● **Source material**
┌──

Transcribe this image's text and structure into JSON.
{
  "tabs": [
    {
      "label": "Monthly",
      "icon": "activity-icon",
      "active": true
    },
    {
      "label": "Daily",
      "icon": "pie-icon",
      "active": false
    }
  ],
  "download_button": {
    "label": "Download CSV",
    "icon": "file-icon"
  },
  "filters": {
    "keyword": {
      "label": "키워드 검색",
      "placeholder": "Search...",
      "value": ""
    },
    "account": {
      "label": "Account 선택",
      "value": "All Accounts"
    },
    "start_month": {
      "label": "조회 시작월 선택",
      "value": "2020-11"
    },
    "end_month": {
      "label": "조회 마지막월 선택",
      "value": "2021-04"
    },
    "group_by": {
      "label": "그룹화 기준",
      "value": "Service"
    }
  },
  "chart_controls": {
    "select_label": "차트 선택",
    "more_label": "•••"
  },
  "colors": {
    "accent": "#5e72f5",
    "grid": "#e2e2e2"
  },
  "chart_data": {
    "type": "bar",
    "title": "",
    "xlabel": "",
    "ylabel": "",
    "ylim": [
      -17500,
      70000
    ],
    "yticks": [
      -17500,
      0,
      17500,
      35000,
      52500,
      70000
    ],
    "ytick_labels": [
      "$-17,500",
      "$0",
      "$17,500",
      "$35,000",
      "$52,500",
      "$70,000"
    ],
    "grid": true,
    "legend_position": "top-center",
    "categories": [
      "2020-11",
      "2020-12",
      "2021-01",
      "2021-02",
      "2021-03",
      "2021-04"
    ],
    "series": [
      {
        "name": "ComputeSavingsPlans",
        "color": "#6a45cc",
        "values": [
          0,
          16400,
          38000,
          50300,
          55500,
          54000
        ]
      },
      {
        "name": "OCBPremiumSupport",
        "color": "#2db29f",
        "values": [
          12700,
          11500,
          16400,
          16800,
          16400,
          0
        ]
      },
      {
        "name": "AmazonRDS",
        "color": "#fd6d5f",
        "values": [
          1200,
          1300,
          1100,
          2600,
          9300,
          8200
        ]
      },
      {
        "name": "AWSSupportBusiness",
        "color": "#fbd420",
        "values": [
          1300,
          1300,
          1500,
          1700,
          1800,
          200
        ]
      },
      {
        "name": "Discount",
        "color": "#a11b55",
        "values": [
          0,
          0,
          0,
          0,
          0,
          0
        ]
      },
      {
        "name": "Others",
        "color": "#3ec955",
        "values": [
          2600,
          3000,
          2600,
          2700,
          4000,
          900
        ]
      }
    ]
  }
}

└──

● **Written instruction**
Retype all of the material, keeping each line exact.

● **Correct response**
Transcribe this image's text and structure into JSON.
{
  "tabs": [
    {
      "label": "Monthly",
      "icon": "activity-icon",
      "active": true
    },
    {
      "label": "Daily",
      "icon": "pie-icon",
      "active": false
    }
  ],
  "download_button": {
    "label": "Download CSV",
    "icon": "file-icon"
  },
  "filters": {
    "keyword": {
      "label": "키워드 검색",
      "placeholder": "Search...",
      "value": ""
    },
    "account": {
      "label": "Account 선택",
      "value": "All Accounts"
    },
    "start_month": {
      "label": "조회 시작월 선택",
      "value": "2020-11"
    },
    "end_month": {
      "label": "조회 마지막월 선택",
      "value": "2021-04"
    },
    "group_by": {
      "label": "그룹화 기준",
      "value": "Service"
    }
  },
  "chart_controls": {
    "select_label": "차트 선택",
    "more_label": "•••"
  },
  "colors": {
    "accent": "#5e72f5",
    "grid": "#e2e2e2"
  },
  "chart_data": {
    "type": "bar",
    "title": "",
    "xlabel": "",
    "ylabel": "",
    "ylim": [
      -17500,
      70000
    ],
    "yticks": [
      -17500,
      0,
      17500,
      35000,
      52500,
      70000
    ],
    "ytick_labels": [
      "$-17,500",
      "$0",
      "$17,500",
      "$35,000",
      "$52,500",
      "$70,000"
    ],
    "grid": true,
    "legend_position": "top-center",
    "categories": [
      "2020-11",
      "2020-12",
      "2021-01",
      "2021-02",
      "2021-03",
      "2021-04"
    ],
    "series": [
      {
        "name": "ComputeSavingsPlans",
        "color": "#6a45cc",
        "values": [
          0,
          16400,
          38000,
          50300,
          55500,
          54000
        ]
      },
      {
        "name": "OCBPremiumSupport",
        "color": "#2db29f",
        "values": [
          12700,
          11500,
          16400,
          16800,
          16400,
          0
        ]
      },
      {
        "name": "AmazonRDS",
        "color": "#fd6d5f",
        "values": [
          1200,
          1300,
          1100,
          2600,
          9300,
          8200
        ]
      },
      {
        "name": "AWSSupportBusiness",
        "color": "#fbd420",
        "values": [
          1300,
          1300,
          1500,
          1700,
          1800,
          200
        ]
      },
      {
        "name": "Discount",
        "color": "#a11b55",
        "values": [
          0,
          0,
          0,
          0,
          0,
          0
        ]
      },
      {
        "name": "Others",
        "color": "#3ec955",
        "values": [
          2600,
          3000,
          2600,
          2700,
          4000,
          900
        ]
      }
    ]
  }
}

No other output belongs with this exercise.